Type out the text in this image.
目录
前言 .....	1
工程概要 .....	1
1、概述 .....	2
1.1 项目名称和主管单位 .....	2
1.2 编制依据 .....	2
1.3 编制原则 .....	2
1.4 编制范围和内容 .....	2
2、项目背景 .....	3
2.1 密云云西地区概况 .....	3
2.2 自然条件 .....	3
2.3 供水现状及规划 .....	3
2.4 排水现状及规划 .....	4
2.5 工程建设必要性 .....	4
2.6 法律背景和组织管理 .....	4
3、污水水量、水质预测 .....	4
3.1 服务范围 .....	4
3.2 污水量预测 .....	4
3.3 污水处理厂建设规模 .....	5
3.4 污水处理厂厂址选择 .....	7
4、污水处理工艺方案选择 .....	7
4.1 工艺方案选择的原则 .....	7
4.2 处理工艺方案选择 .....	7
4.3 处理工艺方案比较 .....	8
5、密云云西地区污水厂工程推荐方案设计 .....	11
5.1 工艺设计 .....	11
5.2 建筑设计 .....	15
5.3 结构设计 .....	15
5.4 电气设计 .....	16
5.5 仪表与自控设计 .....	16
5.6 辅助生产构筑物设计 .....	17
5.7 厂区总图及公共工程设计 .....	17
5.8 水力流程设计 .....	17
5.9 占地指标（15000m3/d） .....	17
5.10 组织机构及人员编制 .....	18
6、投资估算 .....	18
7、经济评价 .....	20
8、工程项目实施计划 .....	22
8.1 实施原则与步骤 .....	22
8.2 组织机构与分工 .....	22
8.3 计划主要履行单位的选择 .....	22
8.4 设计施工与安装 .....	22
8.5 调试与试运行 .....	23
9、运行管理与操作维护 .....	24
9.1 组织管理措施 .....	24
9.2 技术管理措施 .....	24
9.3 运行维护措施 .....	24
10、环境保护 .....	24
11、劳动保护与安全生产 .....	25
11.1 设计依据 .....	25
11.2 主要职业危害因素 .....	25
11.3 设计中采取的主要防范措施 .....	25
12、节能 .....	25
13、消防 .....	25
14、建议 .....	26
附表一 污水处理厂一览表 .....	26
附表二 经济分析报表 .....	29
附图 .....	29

========================================================================

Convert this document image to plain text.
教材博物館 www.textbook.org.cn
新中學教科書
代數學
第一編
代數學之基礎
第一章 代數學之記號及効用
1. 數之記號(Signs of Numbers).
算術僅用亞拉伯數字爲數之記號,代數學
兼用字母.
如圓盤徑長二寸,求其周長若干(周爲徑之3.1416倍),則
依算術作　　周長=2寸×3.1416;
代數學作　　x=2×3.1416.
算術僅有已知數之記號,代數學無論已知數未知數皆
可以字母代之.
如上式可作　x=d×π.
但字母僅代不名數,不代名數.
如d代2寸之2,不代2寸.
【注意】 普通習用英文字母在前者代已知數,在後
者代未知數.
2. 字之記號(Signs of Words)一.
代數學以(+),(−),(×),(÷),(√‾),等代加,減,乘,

========================================================================

__Directions for this task__
Gather up every line in the data above that contains the word "Signs", copying each one.

__Problem solution__
1. 數之記號(Signs of Numbers).
2. 字之記號(Signs of Words)一.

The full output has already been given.